§ Task to complete
The answer should be an exact copy of the data.
"""
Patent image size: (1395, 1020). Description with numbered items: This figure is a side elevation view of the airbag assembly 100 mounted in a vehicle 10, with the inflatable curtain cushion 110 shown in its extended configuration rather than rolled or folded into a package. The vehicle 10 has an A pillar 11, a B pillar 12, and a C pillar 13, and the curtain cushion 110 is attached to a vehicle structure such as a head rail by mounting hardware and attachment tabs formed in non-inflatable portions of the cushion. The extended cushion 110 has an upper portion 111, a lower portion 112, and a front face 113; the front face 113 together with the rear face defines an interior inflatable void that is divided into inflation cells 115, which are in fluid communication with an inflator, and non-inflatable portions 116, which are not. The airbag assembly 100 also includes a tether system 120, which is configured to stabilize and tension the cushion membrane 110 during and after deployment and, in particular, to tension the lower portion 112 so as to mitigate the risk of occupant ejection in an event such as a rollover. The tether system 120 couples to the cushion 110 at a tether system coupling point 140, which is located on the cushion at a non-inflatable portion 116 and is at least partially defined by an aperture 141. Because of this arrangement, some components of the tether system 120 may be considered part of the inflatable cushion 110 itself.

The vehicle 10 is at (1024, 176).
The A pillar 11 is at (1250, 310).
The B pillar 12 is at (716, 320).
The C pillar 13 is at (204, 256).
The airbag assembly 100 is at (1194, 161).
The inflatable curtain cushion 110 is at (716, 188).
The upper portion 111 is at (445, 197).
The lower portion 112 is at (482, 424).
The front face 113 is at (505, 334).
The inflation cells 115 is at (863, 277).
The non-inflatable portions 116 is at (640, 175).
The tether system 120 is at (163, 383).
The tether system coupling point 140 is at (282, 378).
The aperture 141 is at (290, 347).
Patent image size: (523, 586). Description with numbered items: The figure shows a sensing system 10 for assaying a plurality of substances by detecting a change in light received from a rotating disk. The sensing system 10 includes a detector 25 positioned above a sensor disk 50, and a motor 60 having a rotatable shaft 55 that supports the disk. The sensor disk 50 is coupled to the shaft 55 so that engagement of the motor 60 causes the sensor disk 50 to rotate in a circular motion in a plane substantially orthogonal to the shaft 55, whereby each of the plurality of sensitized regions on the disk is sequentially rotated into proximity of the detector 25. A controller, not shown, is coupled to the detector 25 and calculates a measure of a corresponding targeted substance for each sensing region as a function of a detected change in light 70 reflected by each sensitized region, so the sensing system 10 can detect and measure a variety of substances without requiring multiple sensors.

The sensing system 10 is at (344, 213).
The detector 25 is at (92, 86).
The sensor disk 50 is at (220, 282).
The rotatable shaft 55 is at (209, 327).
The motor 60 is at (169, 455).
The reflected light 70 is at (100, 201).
"""
§ Answer space
Patent image size: (1395, 1020). Description with numbered items: This figure is a side elevation view of the airbag assembly 100 mounted in a vehicle 10, with the inflatable curtain cushion 110 shown in its extended configuration rather than rolled or folded into a package. The vehicle 10 has an A pillar 11, a B pillar 12, and a C pillar 13, and the curtain cushion 110 is attached to a vehicle structure such as a head rail by mounting hardware and attachment tabs formed in non-inflatable portions of the cushion. The extended cushion 110 has an upper portion 111, a lower portion 112, and a front face 113; the front face 113 together with the rear face defines an interior inflatable void that is divided into inflation cells 115, which are in fluid communication with an inflator, and non-inflatable portions 116, which are not. The airbag assembly 100 also includes a tether system 120, which is configured to stabilize and tension the cushion membrane 110 during and after deployment and, in particular, to tension the lower portion 112 so as to mitigate the risk of occupant ejection in an event such as a rollover. The tether system 120 couples to the cushion 110 at a tether system coupling point 140, which is located on the cushion at a non-inflatable portion 116 and is at least partially defined by an aperture 141. Because of this arrangement, some components of the tether system 120 may be considered part of the inflatable cushion 110 itself.

The vehicle 10 is at (1024, 176).
The A pillar 11 is at (1250, 310).
The B pillar 12 is at (716, 320).
The C pillar 13 is at (204, 256).
The airbag assembly 100 is at (1194, 161).
The inflatable curtain cushion 110 is at (716, 188).
The upper portion 111 is at (445, 197).
The lower portion 112 is at (482, 424).
The front face 113 is at (505, 334).
The inflation cells 115 is at (863, 277).
The non-inflatable portions 116 is at (640, 175).
The tether system 120 is at (163, 383).
The tether system coupling point 140 is at (282, 378).
The aperture 141 is at (290, 347).
Patent image size: (523, 586). Description with numbered items: The figure shows a sensing system 10 for assaying a plurality of substances by detecting a change in light received from a rotating disk. The sensing system 10 includes a detector 25 positioned above a sensor disk 50, and a motor 60 having a rotatable shaft 55 that supports the disk. The sensor disk 50 is coupled to the shaft 55 so that engagement of the motor 60 causes the sensor disk 50 to rotate in a circular motion in a plane substantially orthogonal to the shaft 55, whereby each of the plurality of sensitized regions on the disk is sequentially rotated into proximity of the detector 25. A controller, not shown, is coupled to the detector 25 and calculates a measure of a corresponding targeted substance for each sensing region as a function of a detected change in light 70 reflected by each sensitized region, so the sensing system 10 can detect and measure a variety of substances without requiring multiple sensors.

The sensing system 10 is at (344, 213).
The detector 25 is at (92, 86).
The sensor disk 50 is at (220, 282).
The rotatable shaft 55 is at (209, 327).
The motor 60 is at (169, 455).
The reflected light 70 is at (100, 201).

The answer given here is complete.